SUPPLIED ENTRIES —
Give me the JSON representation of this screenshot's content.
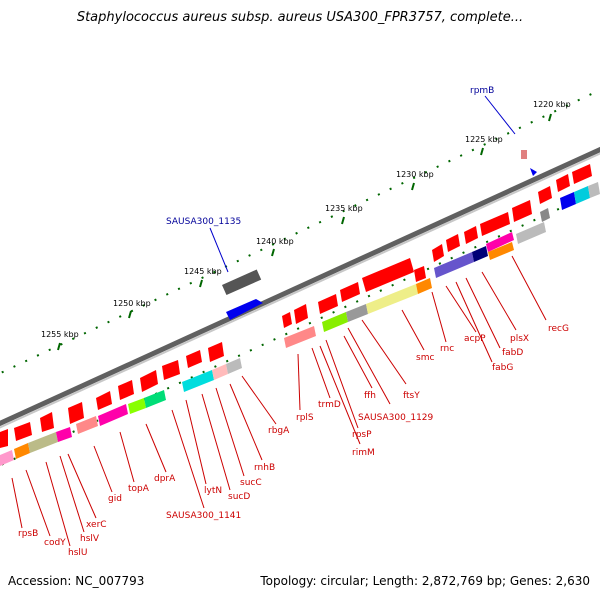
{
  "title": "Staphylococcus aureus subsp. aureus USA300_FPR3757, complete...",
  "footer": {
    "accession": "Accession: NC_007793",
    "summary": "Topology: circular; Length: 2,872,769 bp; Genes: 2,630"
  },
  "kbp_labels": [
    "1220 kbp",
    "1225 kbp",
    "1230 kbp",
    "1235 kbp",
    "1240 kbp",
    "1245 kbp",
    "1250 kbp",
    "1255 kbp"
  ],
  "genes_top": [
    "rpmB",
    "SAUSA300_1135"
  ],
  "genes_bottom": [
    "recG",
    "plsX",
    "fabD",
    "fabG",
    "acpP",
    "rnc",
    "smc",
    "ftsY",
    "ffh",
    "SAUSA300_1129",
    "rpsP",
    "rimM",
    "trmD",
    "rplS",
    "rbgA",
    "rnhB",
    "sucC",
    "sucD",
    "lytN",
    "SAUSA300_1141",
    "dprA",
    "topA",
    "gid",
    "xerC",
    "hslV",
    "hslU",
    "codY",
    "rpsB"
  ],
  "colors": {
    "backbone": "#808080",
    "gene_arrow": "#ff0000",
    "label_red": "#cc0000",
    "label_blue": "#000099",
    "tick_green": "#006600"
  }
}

---

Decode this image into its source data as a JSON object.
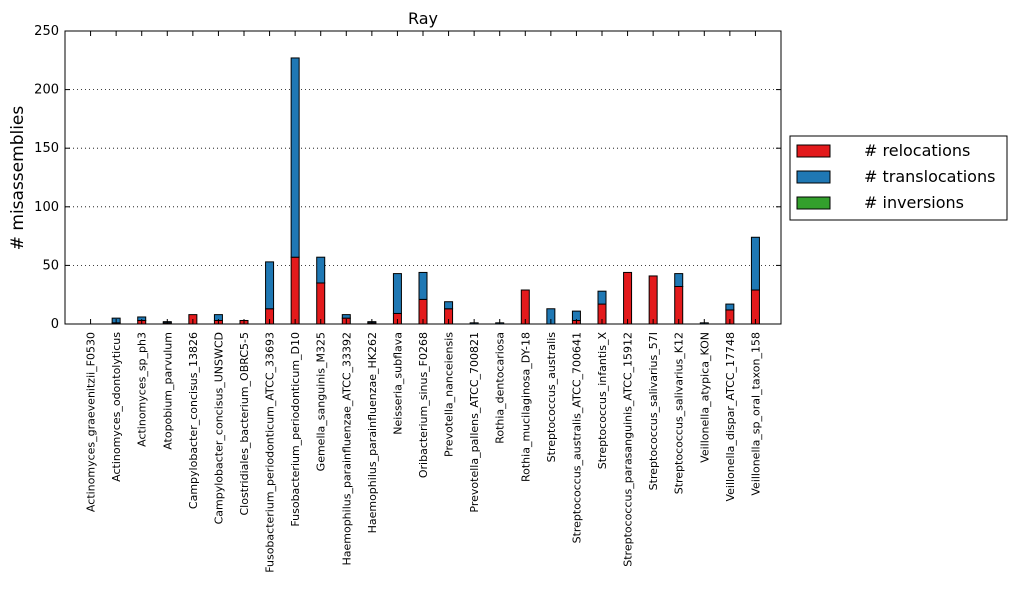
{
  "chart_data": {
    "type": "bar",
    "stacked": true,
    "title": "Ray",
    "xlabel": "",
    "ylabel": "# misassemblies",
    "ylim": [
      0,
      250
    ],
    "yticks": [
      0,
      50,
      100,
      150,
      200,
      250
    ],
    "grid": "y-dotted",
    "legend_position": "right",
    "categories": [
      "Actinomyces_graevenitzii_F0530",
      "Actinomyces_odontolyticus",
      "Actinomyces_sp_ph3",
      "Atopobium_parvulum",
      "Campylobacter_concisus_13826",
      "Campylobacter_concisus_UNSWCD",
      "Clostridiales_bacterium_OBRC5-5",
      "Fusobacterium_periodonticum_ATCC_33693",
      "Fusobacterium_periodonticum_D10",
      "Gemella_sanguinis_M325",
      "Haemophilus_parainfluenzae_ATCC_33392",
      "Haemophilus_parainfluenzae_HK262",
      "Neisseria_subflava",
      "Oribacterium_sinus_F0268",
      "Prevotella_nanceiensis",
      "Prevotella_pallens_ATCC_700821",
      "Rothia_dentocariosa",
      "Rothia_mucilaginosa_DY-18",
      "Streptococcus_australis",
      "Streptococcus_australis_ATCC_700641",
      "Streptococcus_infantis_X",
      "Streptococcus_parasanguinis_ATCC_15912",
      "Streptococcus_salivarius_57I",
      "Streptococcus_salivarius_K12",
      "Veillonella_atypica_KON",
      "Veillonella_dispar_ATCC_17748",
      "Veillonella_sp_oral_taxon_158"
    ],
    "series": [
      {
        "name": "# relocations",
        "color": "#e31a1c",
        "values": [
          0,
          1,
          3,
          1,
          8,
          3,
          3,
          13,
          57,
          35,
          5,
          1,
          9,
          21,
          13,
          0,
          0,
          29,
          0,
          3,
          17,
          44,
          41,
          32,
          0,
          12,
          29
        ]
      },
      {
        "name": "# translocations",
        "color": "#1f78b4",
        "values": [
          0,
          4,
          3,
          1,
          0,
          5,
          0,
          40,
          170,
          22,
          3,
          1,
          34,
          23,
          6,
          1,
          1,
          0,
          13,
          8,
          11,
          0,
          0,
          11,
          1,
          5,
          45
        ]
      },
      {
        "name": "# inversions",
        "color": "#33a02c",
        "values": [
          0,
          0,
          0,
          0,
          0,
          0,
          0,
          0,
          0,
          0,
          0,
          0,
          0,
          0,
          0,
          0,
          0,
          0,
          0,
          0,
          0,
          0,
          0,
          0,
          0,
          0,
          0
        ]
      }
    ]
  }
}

* * *

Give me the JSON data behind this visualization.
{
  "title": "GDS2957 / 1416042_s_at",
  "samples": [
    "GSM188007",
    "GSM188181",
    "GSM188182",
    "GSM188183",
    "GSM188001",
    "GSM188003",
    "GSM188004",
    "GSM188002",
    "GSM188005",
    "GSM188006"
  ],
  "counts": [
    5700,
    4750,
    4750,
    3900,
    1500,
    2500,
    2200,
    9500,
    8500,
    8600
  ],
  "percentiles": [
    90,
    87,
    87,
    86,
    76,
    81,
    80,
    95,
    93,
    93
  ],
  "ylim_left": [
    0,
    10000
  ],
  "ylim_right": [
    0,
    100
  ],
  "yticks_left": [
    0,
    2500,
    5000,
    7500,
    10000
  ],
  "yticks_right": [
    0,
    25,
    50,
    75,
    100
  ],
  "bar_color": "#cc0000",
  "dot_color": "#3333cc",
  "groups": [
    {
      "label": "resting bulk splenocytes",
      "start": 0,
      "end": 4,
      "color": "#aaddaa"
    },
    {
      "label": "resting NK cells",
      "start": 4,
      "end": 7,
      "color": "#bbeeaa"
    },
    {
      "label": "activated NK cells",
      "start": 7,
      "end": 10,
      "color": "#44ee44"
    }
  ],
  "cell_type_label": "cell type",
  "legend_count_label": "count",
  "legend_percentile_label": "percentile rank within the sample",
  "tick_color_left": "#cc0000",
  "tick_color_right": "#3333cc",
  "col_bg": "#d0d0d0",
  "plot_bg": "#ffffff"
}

YOUR GOAL —
Report the number of lines in the material above holding the word "JSON", without anything else.

REPLY —
3